- [Goal] Reproduce the lines of the material exactly, excluding every image.

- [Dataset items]
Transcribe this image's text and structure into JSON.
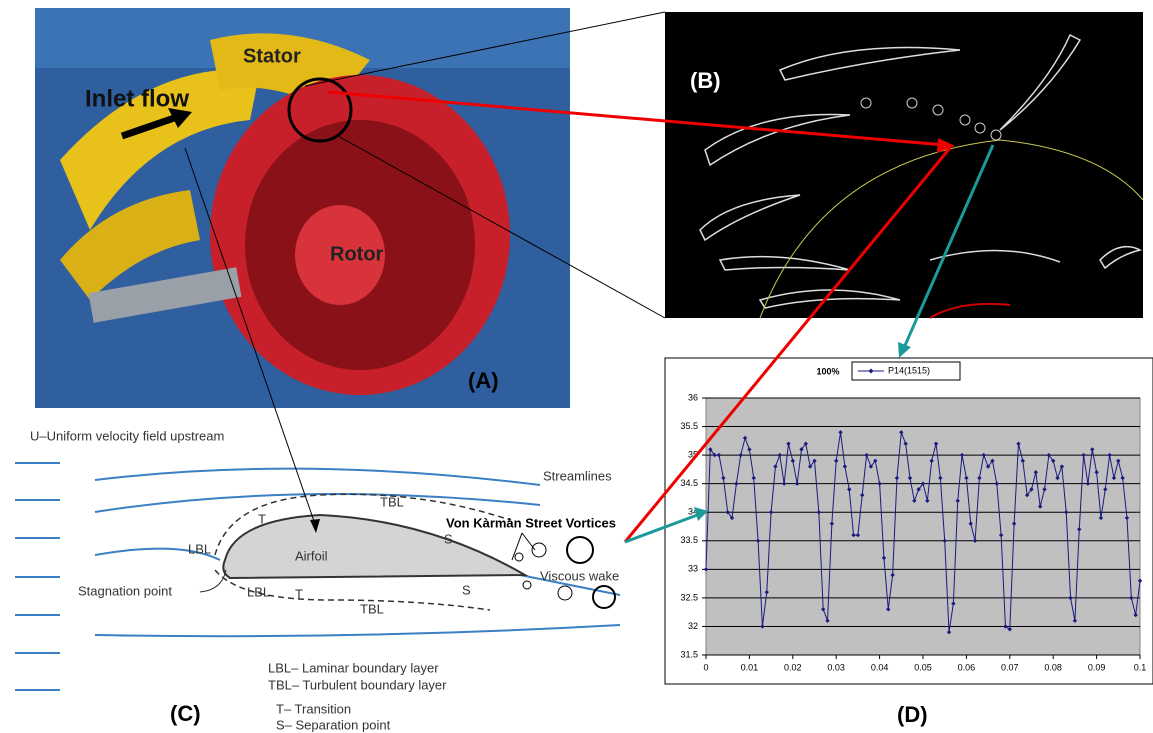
{
  "photo": {
    "stator": "Stator",
    "inlet_flow": "Inlet flow",
    "rotor": "Rotor",
    "label": "(A)"
  },
  "cfd": {
    "label": "(B)"
  },
  "airfoil": {
    "upstream": "U–Uniform velocity field upstream",
    "streamlines": "Streamlines",
    "tbl_top": "TBL",
    "t_top": "T",
    "lbl_top": "LBL",
    "body": "Airfoil",
    "s_top": "S",
    "vortices": "Von Kàrmàn Street Vortices",
    "wake": "Viscous wake",
    "stagnation": "Stagnation point",
    "lbl_bottom": "LBL",
    "t_bottom": "T",
    "tbl_bottom": "TBL",
    "s_bottom": "S",
    "legend": [
      "LBL– Laminar boundary layer",
      "TBL– Turbulent boundary layer",
      "T– Transition",
      "S– Separation point"
    ],
    "label": "(C)"
  },
  "chart_panel": {
    "label": "(D)"
  },
  "chart_data": {
    "type": "line",
    "title": "100%",
    "x": [
      0,
      0.001,
      0.002,
      0.003,
      0.004,
      0.005,
      0.006,
      0.007,
      0.008,
      0.009,
      0.01,
      0.011,
      0.012,
      0.013,
      0.014,
      0.015,
      0.016,
      0.017,
      0.018,
      0.019,
      0.02,
      0.021,
      0.022,
      0.023,
      0.024,
      0.025,
      0.026,
      0.027,
      0.028,
      0.029,
      0.03,
      0.031,
      0.032,
      0.033,
      0.034,
      0.035,
      0.036,
      0.037,
      0.038,
      0.039,
      0.04,
      0.041,
      0.042,
      0.043,
      0.044,
      0.045,
      0.046,
      0.047,
      0.048,
      0.049,
      0.05,
      0.051,
      0.052,
      0.053,
      0.054,
      0.055,
      0.056,
      0.057,
      0.058,
      0.059,
      0.06,
      0.061,
      0.062,
      0.063,
      0.064,
      0.065,
      0.066,
      0.067,
      0.068,
      0.069,
      0.07,
      0.071,
      0.072,
      0.073,
      0.074,
      0.075,
      0.076,
      0.077,
      0.078,
      0.079,
      0.08,
      0.081,
      0.082,
      0.083,
      0.084,
      0.085,
      0.086,
      0.087,
      0.088,
      0.089,
      0.09,
      0.091,
      0.092,
      0.093,
      0.094,
      0.095,
      0.096,
      0.097,
      0.098,
      0.099,
      0.1
    ],
    "series": [
      {
        "name": "P14(1515)",
        "color": "#1a1a80",
        "values": [
          33.0,
          35.1,
          35.0,
          35.0,
          34.6,
          34.0,
          33.9,
          34.5,
          35.0,
          35.3,
          35.1,
          34.6,
          33.5,
          32.0,
          32.6,
          34.0,
          34.8,
          35.0,
          34.5,
          35.2,
          34.9,
          34.5,
          35.1,
          35.2,
          34.8,
          34.9,
          34.0,
          32.3,
          32.1,
          33.8,
          34.9,
          35.4,
          34.8,
          34.4,
          33.6,
          33.6,
          34.3,
          35.0,
          34.8,
          34.9,
          34.5,
          33.2,
          32.3,
          32.9,
          34.6,
          35.4,
          35.2,
          34.6,
          34.2,
          34.4,
          34.5,
          34.2,
          34.9,
          35.2,
          34.6,
          33.5,
          31.9,
          32.4,
          34.2,
          35.0,
          34.6,
          33.8,
          33.5,
          34.6,
          35.0,
          34.8,
          34.9,
          34.5,
          33.6,
          32.0,
          31.95,
          33.8,
          35.2,
          34.9,
          34.3,
          34.4,
          34.7,
          34.1,
          34.4,
          35.0,
          34.9,
          34.6,
          34.8,
          34.0,
          32.5,
          32.1,
          33.7,
          35.0,
          34.5,
          35.1,
          34.7,
          33.9,
          34.4,
          35.0,
          34.6,
          34.9,
          34.6,
          33.9,
          32.5,
          32.2,
          32.8
        ]
      }
    ],
    "xlim": [
      0,
      0.1
    ],
    "xticks": [
      0,
      0.01,
      0.02,
      0.03,
      0.04,
      0.05,
      0.06,
      0.07,
      0.08,
      0.09,
      0.1
    ],
    "ylim": [
      31.5,
      36
    ],
    "yticks": [
      31.5,
      32,
      32.5,
      33,
      33.5,
      34,
      34.5,
      35,
      35.5,
      36
    ],
    "grid": true,
    "plot_background": "#c0c0c0"
  }
}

- [Completed task]
Transcribe this image's text and structure into JSON.
{
  "photo": {
    "stator": "Stator",
    "inlet_flow": "Inlet flow",
    "rotor": "Rotor",
    "label": "(A)"
  },
  "cfd": {
    "label": "(B)"
  },
  "airfoil": {
    "upstream": "U–Uniform velocity field upstream",
    "streamlines": "Streamlines",
    "tbl_top": "TBL",
    "t_top": "T",
    "lbl_top": "LBL",
    "body": "Airfoil",
    "s_top": "S",
    "vortices": "Von Kàrmàn Street Vortices",
    "wake": "Viscous wake",
    "stagnation": "Stagnation point",
    "lbl_bottom": "LBL",
    "t_bottom": "T",
    "tbl_bottom": "TBL",
    "s_bottom": "S",
    "legend": [
      "LBL– Laminar boundary layer",
      "TBL– Turbulent boundary layer",
      "T– Transition",
      "S– Separation point"
    ],
    "label": "(C)"
  },
  "chart_panel": {
    "label": "(D)"
  },
  "chart_data": {
    "type": "line",
    "title": "100%",
    "x": [
      0,
      0.001,
      0.002,
      0.003,
      0.004,
      0.005,
      0.006,
      0.007,
      0.008,
      0.009,
      0.01,
      0.011,
      0.012,
      0.013,
      0.014,
      0.015,
      0.016,
      0.017,
      0.018,
      0.019,
      0.02,
      0.021,
      0.022,
      0.023,
      0.024,
      0.025,
      0.026,
      0.027,
      0.028,
      0.029,
      0.03,
      0.031,
      0.032,
      0.033,
      0.034,
      0.035,
      0.036,
      0.037,
      0.038,
      0.039,
      0.04,
      0.041,
      0.042,
      0.043,
      0.044,
      0.045,
      0.046,
      0.047,
      0.048,
      0.049,
      0.05,
      0.051,
      0.052,
      0.053,
      0.054,
      0.055,
      0.056,
      0.057,
      0.058,
      0.059,
      0.06,
      0.061,
      0.062,
      0.063,
      0.064,
      0.065,
      0.066,
      0.067,
      0.068,
      0.069,
      0.07,
      0.071,
      0.072,
      0.073,
      0.074,
      0.075,
      0.076,
      0.077,
      0.078,
      0.079,
      0.08,
      0.081,
      0.082,
      0.083,
      0.084,
      0.085,
      0.086,
      0.087,
      0.088,
      0.089,
      0.09,
      0.091,
      0.092,
      0.093,
      0.094,
      0.095,
      0.096,
      0.097,
      0.098,
      0.099,
      0.1
    ],
    "series": [
      {
        "name": "P14(1515)",
        "color": "#1a1a80",
        "values": [
          33.0,
          35.1,
          35.0,
          35.0,
          34.6,
          34.0,
          33.9,
          34.5,
          35.0,
          35.3,
          35.1,
          34.6,
          33.5,
          32.0,
          32.6,
          34.0,
          34.8,
          35.0,
          34.5,
          35.2,
          34.9,
          34.5,
          35.1,
          35.2,
          34.8,
          34.9,
          34.0,
          32.3,
          32.1,
          33.8,
          34.9,
          35.4,
          34.8,
          34.4,
          33.6,
          33.6,
          34.3,
          35.0,
          34.8,
          34.9,
          34.5,
          33.2,
          32.3,
          32.9,
          34.6,
          35.4,
          35.2,
          34.6,
          34.2,
          34.4,
          34.5,
          34.2,
          34.9,
          35.2,
          34.6,
          33.5,
          31.9,
          32.4,
          34.2,
          35.0,
          34.6,
          33.8,
          33.5,
          34.6,
          35.0,
          34.8,
          34.9,
          34.5,
          33.6,
          32.0,
          31.95,
          33.8,
          35.2,
          34.9,
          34.3,
          34.4,
          34.7,
          34.1,
          34.4,
          35.0,
          34.9,
          34.6,
          34.8,
          34.0,
          32.5,
          32.1,
          33.7,
          35.0,
          34.5,
          35.1,
          34.7,
          33.9,
          34.4,
          35.0,
          34.6,
          34.9,
          34.6,
          33.9,
          32.5,
          32.2,
          32.8
        ]
      }
    ],
    "xlim": [
      0,
      0.1
    ],
    "xticks": [
      0,
      0.01,
      0.02,
      0.03,
      0.04,
      0.05,
      0.06,
      0.07,
      0.08,
      0.09,
      0.1
    ],
    "ylim": [
      31.5,
      36
    ],
    "yticks": [
      31.5,
      32,
      32.5,
      33,
      33.5,
      34,
      34.5,
      35,
      35.5,
      36
    ],
    "grid": true,
    "plot_background": "#c0c0c0"
  }
}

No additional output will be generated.